== DATA PROVIDED ==
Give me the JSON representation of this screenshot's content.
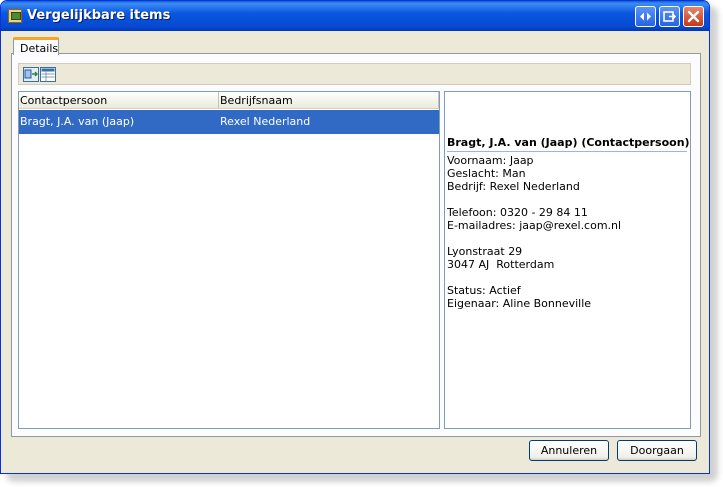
{
  "window": {
    "title": "Vergelijkbare items",
    "buttons": {
      "nav": "nav-icon",
      "maximize": "maximize-icon",
      "close": "close-icon"
    }
  },
  "tabs": [
    {
      "label": "Details",
      "selected": true
    }
  ],
  "toolbar": {
    "icons": [
      "compare-icon",
      "table-view-icon"
    ]
  },
  "list": {
    "columns": [
      "Contactpersoon",
      "Bedrijfsnaam"
    ],
    "rows": [
      {
        "contact": "Bragt, J.A. van (Jaap)",
        "company": "Rexel Nederland",
        "selected": true
      }
    ]
  },
  "details": {
    "heading": "Bragt, J.A. van (Jaap) (Contactpersoon)",
    "lines": [
      "Voornaam: Jaap",
      "Geslacht: Man",
      "Bedrijf: Rexel Nederland",
      "",
      "Telefoon: 0320 - 29 84 11",
      "E-mailadres: jaap@rexel.com.nl",
      "",
      "Lyonstraat 29",
      "3047 AJ  Rotterdam",
      "",
      "Status: Actief",
      "Eigenaar: Aline Bonneville"
    ]
  },
  "footer": {
    "cancel_label": "Annuleren",
    "continue_label": "Doorgaan"
  },
  "colors": {
    "title_bar": "#0548cf",
    "selection": "#316ac5",
    "tab_accent": "#f3a530"
  }
}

== GOAL OF THE EXERCISE ==
Give only the number of lines in the records that contain the string "Contactpersoon".

== SOLUTION TO THIS EXERCISE ==
2